> _REQUIREMENTS_:
Take the entries below and reproduce them word for word.

> _DATA_:
-=-=-=-=-

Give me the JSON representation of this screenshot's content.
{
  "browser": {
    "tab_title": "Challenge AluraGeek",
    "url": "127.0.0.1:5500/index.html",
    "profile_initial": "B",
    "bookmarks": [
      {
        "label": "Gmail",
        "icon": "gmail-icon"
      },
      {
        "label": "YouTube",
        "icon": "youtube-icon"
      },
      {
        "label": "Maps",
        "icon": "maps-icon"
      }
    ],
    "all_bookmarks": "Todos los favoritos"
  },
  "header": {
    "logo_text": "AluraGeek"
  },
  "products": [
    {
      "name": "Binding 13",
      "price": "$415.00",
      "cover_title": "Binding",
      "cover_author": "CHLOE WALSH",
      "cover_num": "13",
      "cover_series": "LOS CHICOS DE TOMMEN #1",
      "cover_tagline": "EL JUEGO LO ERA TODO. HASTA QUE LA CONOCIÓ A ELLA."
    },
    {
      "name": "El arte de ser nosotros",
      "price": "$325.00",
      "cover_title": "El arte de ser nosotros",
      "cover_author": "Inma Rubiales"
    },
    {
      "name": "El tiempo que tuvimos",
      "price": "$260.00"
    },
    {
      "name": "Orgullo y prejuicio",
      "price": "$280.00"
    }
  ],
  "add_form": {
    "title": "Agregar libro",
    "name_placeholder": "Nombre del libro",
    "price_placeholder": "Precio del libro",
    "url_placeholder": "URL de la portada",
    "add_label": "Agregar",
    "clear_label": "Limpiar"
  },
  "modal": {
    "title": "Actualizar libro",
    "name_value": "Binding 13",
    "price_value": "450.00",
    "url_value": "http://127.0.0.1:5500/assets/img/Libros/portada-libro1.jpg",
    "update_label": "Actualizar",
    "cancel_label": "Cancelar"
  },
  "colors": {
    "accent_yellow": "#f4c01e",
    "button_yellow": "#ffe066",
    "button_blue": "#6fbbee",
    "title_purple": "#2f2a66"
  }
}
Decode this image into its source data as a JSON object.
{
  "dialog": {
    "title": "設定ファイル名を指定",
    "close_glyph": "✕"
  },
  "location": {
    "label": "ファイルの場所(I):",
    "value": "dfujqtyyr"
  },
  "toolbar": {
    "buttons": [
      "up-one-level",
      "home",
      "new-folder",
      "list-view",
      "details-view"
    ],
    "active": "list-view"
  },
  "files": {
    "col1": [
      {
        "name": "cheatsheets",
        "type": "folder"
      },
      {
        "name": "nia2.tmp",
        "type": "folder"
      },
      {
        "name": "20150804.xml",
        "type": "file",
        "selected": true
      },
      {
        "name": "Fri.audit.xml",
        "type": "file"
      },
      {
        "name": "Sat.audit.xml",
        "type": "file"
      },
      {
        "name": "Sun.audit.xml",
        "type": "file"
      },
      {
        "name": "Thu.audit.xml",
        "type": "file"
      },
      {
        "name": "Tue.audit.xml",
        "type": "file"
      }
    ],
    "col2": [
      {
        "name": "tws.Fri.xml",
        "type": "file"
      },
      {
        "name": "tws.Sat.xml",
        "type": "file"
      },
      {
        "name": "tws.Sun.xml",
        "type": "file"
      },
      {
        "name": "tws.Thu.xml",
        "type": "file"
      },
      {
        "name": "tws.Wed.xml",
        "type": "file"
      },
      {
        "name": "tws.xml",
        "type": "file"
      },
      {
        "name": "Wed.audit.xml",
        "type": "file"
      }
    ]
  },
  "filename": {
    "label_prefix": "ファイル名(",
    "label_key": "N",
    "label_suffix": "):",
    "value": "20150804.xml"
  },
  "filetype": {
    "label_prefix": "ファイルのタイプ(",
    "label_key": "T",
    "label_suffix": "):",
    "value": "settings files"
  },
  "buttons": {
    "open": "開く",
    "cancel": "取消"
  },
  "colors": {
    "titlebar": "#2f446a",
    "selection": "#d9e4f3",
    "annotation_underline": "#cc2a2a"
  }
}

-=-=-=-=-

> _COMPLETE RESPONSE_:
Give me the JSON representation of this screenshot's content.
{
  "browser": {
    "tab_title": "Challenge AluraGeek",
    "url": "127.0.0.1:5500/index.html",
    "profile_initial": "B",
    "bookmarks": [
      {
        "label": "Gmail",
        "icon": "gmail-icon"
      },
      {
        "label": "YouTube",
        "icon": "youtube-icon"
      },
      {
        "label": "Maps",
        "icon": "maps-icon"
      }
    ],
    "all_bookmarks": "Todos los favoritos"
  },
  "header": {
    "logo_text": "AluraGeek"
  },
  "products": [
    {
      "name": "Binding 13",
      "price": "$415.00",
      "cover_title": "Binding",
      "cover_author": "CHLOE WALSH",
      "cover_num": "13",
      "cover_series": "LOS CHICOS DE TOMMEN #1",
      "cover_tagline": "EL JUEGO LO ERA TODO. HASTA QUE LA CONOCIÓ A ELLA."
    },
    {
      "name": "El arte de ser nosotros",
      "price": "$325.00",
      "cover_title": "El arte de ser nosotros",
      "cover_author": "Inma Rubiales"
    },
    {
      "name": "El tiempo que tuvimos",
      "price": "$260.00"
    },
    {
      "name": "Orgullo y prejuicio",
      "price": "$280.00"
    }
  ],
  "add_form": {
    "title": "Agregar libro",
    "name_placeholder": "Nombre del libro",
    "price_placeholder": "Precio del libro",
    "url_placeholder": "URL de la portada",
    "add_label": "Agregar",
    "clear_label": "Limpiar"
  },
  "modal": {
    "title": "Actualizar libro",
    "name_value": "Binding 13",
    "price_value": "450.00",
    "url_value": "http://127.0.0.1:5500/assets/img/Libros/portada-libro1.jpg",
    "update_label": "Actualizar",
    "cancel_label": "Cancelar"
  },
  "colors": {
    "accent_yellow": "#f4c01e",
    "button_yellow": "#ffe066",
    "button_blue": "#6fbbee",
    "title_purple": "#2f2a66"
  }
}
Decode this image into its source data as a JSON object.
{
  "dialog": {
    "title": "設定ファイル名を指定",
    "close_glyph": "✕"
  },
  "location": {
    "label": "ファイルの場所(I):",
    "value": "dfujqtyyr"
  },
  "toolbar": {
    "buttons": [
      "up-one-level",
      "home",
      "new-folder",
      "list-view",
      "details-view"
    ],
    "active": "list-view"
  },
  "files": {
    "col1": [
      {
        "name": "cheatsheets",
        "type": "folder"
      },
      {
        "name": "nia2.tmp",
        "type": "folder"
      },
      {
        "name": "20150804.xml",
        "type": "file",
        "selected": true
      },
      {
        "name": "Fri.audit.xml",
        "type": "file"
      },
      {
        "name": "Sat.audit.xml",
        "type": "file"
      },
      {
        "name": "Sun.audit.xml",
        "type": "file"
      },
      {
        "name": "Thu.audit.xml",
        "type": "file"
      },
      {
        "name": "Tue.audit.xml",
        "type": "file"
      }
    ],
    "col2": [
      {
        "name": "tws.Fri.xml",
        "type": "file"
      },
      {
        "name": "tws.Sat.xml",
        "type": "file"
      },
      {
        "name": "tws.Sun.xml",
        "type": "file"
      },
      {
        "name": "tws.Thu.xml",
        "type": "file"
      },
      {
        "name": "tws.Wed.xml",
        "type": "file"
      },
      {
        "name": "tws.xml",
        "type": "file"
      },
      {
        "name": "Wed.audit.xml",
        "type": "file"
      }
    ]
  },
  "filename": {
    "label_prefix": "ファイル名(",
    "label_key": "N",
    "label_suffix": "):",
    "value": "20150804.xml"
  },
  "filetype": {
    "label_prefix": "ファイルのタイプ(",
    "label_key": "T",
    "label_suffix": "):",
    "value": "settings files"
  },
  "buttons": {
    "open": "開く",
    "cancel": "取消"
  },
  "colors": {
    "titlebar": "#2f446a",
    "selection": "#d9e4f3",
    "annotation_underline": "#cc2a2a"
  }
}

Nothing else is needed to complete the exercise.